**STATED EXERCISE:**
Print every entry word for word, but omit the pictures.
### DATA ROWS ###
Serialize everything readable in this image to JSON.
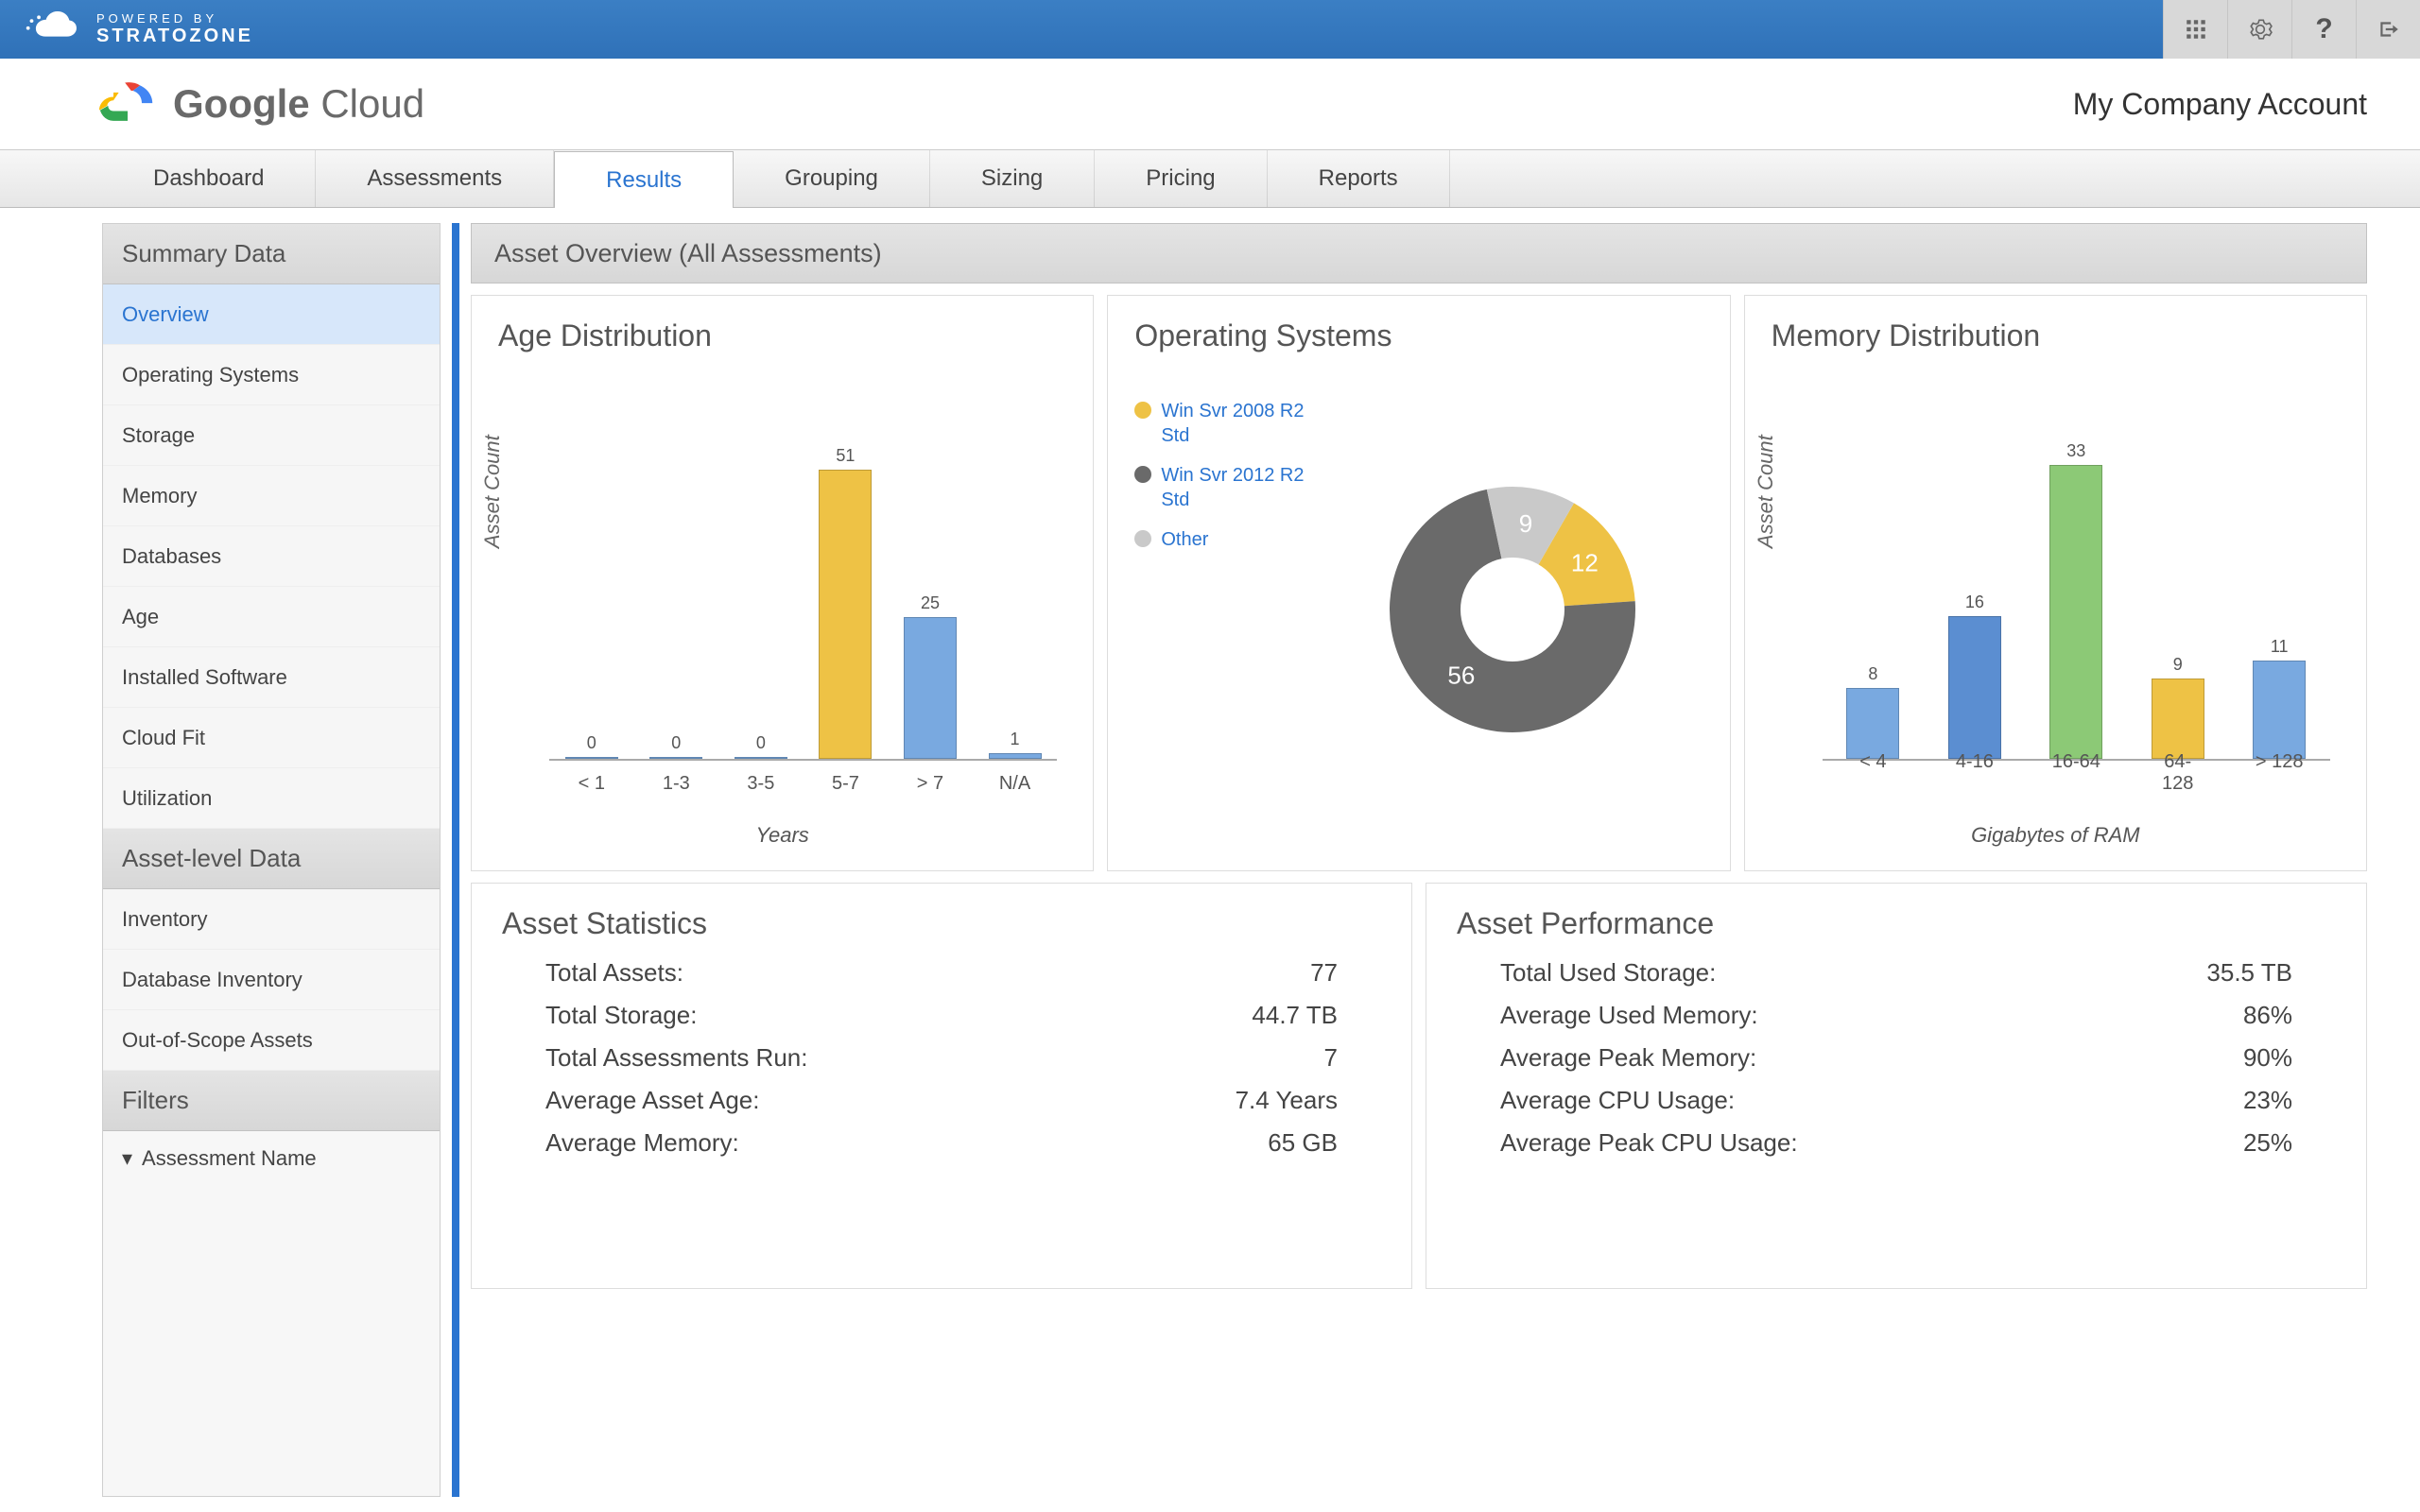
{
  "header": {
    "powered_line1": "POWERED BY",
    "powered_line2": "STRATOZONE"
  },
  "brand": {
    "google": "Google ",
    "cloud": "Cloud",
    "account": "My Company Account"
  },
  "nav": {
    "items": [
      "Dashboard",
      "Assessments",
      "Results",
      "Grouping",
      "Sizing",
      "Pricing",
      "Reports"
    ],
    "active": 2
  },
  "sidebar": {
    "sections": [
      {
        "title": "Summary Data",
        "items": [
          "Overview",
          "Operating Systems",
          "Storage",
          "Memory",
          "Databases",
          "Age",
          "Installed Software",
          "Cloud Fit",
          "Utilization"
        ],
        "active": 0
      },
      {
        "title": "Asset-level Data",
        "items": [
          "Inventory",
          "Database Inventory",
          "Out-of-Scope Assets"
        ]
      },
      {
        "title": "Filters",
        "filter": "Assessment Name"
      }
    ]
  },
  "content_title": "Asset Overview (All Assessments)",
  "age": {
    "title": "Age Distribution",
    "ylabel": "Asset Count",
    "xlabel": "Years"
  },
  "os": {
    "title": "Operating Systems"
  },
  "mem": {
    "title": "Memory Distribution",
    "ylabel": "Asset Count",
    "xlabel": "Gigabytes of RAM"
  },
  "stats": {
    "title": "Asset Statistics",
    "rows": [
      {
        "l": "Total Assets:",
        "v": "77"
      },
      {
        "l": "Total Storage:",
        "v": "44.7 TB"
      },
      {
        "l": "Total Assessments Run:",
        "v": "7"
      },
      {
        "l": "Average Asset Age:",
        "v": "7.4 Years"
      },
      {
        "l": "Average Memory:",
        "v": "65 GB"
      }
    ]
  },
  "perf": {
    "title": "Asset Performance",
    "rows": [
      {
        "l": "Total Used Storage:",
        "v": "35.5 TB"
      },
      {
        "l": "Average Used Memory:",
        "v": "86%"
      },
      {
        "l": "Average Peak Memory:",
        "v": "90%"
      },
      {
        "l": "Average CPU Usage:",
        "v": "23%"
      },
      {
        "l": "Average Peak CPU Usage:",
        "v": "25%"
      }
    ]
  },
  "chart_data": [
    {
      "type": "bar",
      "title": "Age Distribution",
      "ylabel": "Asset Count",
      "xlabel": "Years",
      "categories": [
        "< 1",
        "1-3",
        "3-5",
        "5-7",
        "> 7",
        "N/A"
      ],
      "values": [
        0,
        0,
        0,
        51,
        25,
        1
      ],
      "colors": [
        "#79a9e0",
        "#79a9e0",
        "#79a9e0",
        "#eec245",
        "#79a9e0",
        "#79a9e0"
      ],
      "ylim": [
        0,
        55
      ]
    },
    {
      "type": "pie",
      "title": "Operating Systems",
      "series": [
        {
          "name": "Win Svr 2008 R2 Std",
          "value": 12,
          "color": "#eec245"
        },
        {
          "name": "Win Svr 2012 R2 Std",
          "value": 56,
          "color": "#6a6a6a"
        },
        {
          "name": "Other",
          "value": 9,
          "color": "#c9c9c9"
        }
      ]
    },
    {
      "type": "bar",
      "title": "Memory Distribution",
      "ylabel": "Asset Count",
      "xlabel": "Gigabytes of RAM",
      "categories": [
        "< 4",
        "4-16",
        "16-64",
        "64-128",
        "> 128"
      ],
      "values": [
        8,
        16,
        33,
        9,
        11
      ],
      "colors": [
        "#79a9e0",
        "#5b8ed1",
        "#8cc976",
        "#eec245",
        "#79a9e0"
      ],
      "ylim": [
        0,
        35
      ]
    }
  ]
}
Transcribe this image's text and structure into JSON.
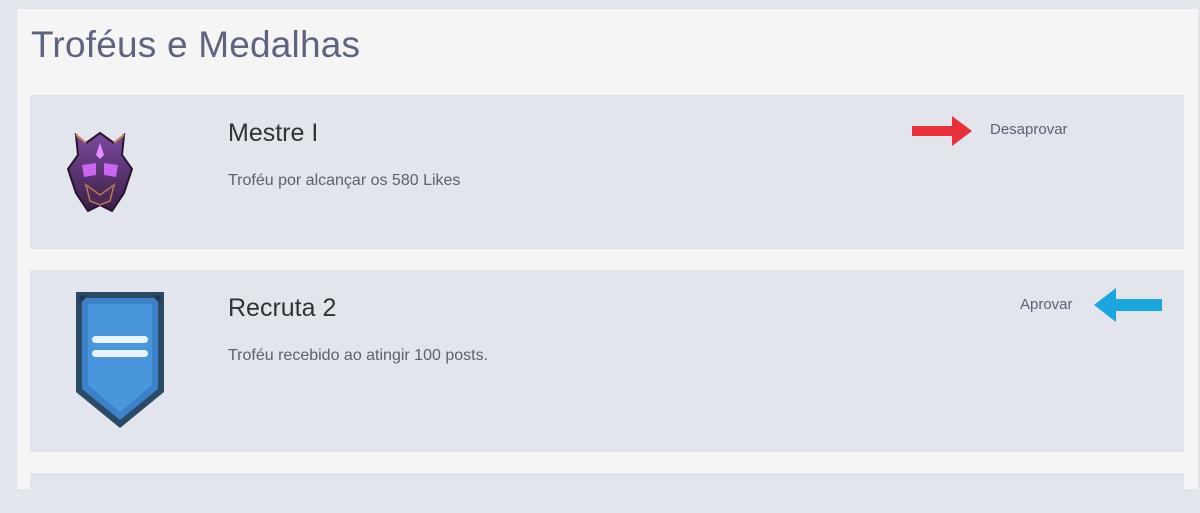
###
**OUTPUT:**
Serialize everything readable in this image to JSON.
{
  "header": {
    "powered_line1": "POWERED BY",
    "powered_line2": "STRATOZONE"
  },
  "brand": {
    "google": "Google ",
    "cloud": "Cloud",
    "account": "My Company Account"
  },
  "nav": {
    "items": [
      "Dashboard",
      "Assessments",
      "Results",
      "Grouping",
      "Sizing",
      "Pricing",
      "Reports"
    ],
    "active": 2
  },
  "sidebar": {
    "sections": [
      {
        "title": "Summary Data",
        "items": [
          "Overview",
          "Operating Systems",
          "Storage",
          "Memory",
          "Databases",
          "Age",
          "Installed Software",
          "Cloud Fit",
          "Utilization"
        ],
        "active": 0
      },
      {
        "title": "Asset-level Data",
        "items": [
          "Inventory",
          "Database Inventory",
          "Out-of-Scope Assets"
        ]
      },
      {
        "title": "Filters",
        "filter": "Assessment Name"
      }
    ]
  },
  "content_title": "Asset Overview (All Assessments)",
  "age": {
    "title": "Age Distribution",
    "ylabel": "Asset Count",
    "xlabel": "Years"
  },
  "os": {
    "title": "Operating Systems"
  },
  "mem": {
    "title": "Memory Distribution",
    "ylabel": "Asset Count",
    "xlabel": "Gigabytes of RAM"
  },
  "stats": {
    "title": "Asset Statistics",
    "rows": [
      {
        "l": "Total Assets:",
        "v": "77"
      },
      {
        "l": "Total Storage:",
        "v": "44.7 TB"
      },
      {
        "l": "Total Assessments Run:",
        "v": "7"
      },
      {
        "l": "Average Asset Age:",
        "v": "7.4 Years"
      },
      {
        "l": "Average Memory:",
        "v": "65 GB"
      }
    ]
  },
  "perf": {
    "title": "Asset Performance",
    "rows": [
      {
        "l": "Total Used Storage:",
        "v": "35.5 TB"
      },
      {
        "l": "Average Used Memory:",
        "v": "86%"
      },
      {
        "l": "Average Peak Memory:",
        "v": "90%"
      },
      {
        "l": "Average CPU Usage:",
        "v": "23%"
      },
      {
        "l": "Average Peak CPU Usage:",
        "v": "25%"
      }
    ]
  },
  "chart_data": [
    {
      "type": "bar",
      "title": "Age Distribution",
      "ylabel": "Asset Count",
      "xlabel": "Years",
      "categories": [
        "< 1",
        "1-3",
        "3-5",
        "5-7",
        "> 7",
        "N/A"
      ],
      "values": [
        0,
        0,
        0,
        51,
        25,
        1
      ],
      "colors": [
        "#79a9e0",
        "#79a9e0",
        "#79a9e0",
        "#eec245",
        "#79a9e0",
        "#79a9e0"
      ],
      "ylim": [
        0,
        55
      ]
    },
    {
      "type": "pie",
      "title": "Operating Systems",
      "series": [
        {
          "name": "Win Svr 2008 R2 Std",
          "value": 12,
          "color": "#eec245"
        },
        {
          "name": "Win Svr 2012 R2 Std",
          "value": 56,
          "color": "#6a6a6a"
        },
        {
          "name": "Other",
          "value": 9,
          "color": "#c9c9c9"
        }
      ]
    },
    {
      "type": "bar",
      "title": "Memory Distribution",
      "ylabel": "Asset Count",
      "xlabel": "Gigabytes of RAM",
      "categories": [
        "< 4",
        "4-16",
        "16-64",
        "64-128",
        "> 128"
      ],
      "values": [
        8,
        16,
        33,
        9,
        11
      ],
      "colors": [
        "#79a9e0",
        "#5b8ed1",
        "#8cc976",
        "#eec245",
        "#79a9e0"
      ],
      "ylim": [
        0,
        35
      ]
    }
  ]
}
Transcribe this image's text and structure into JSON.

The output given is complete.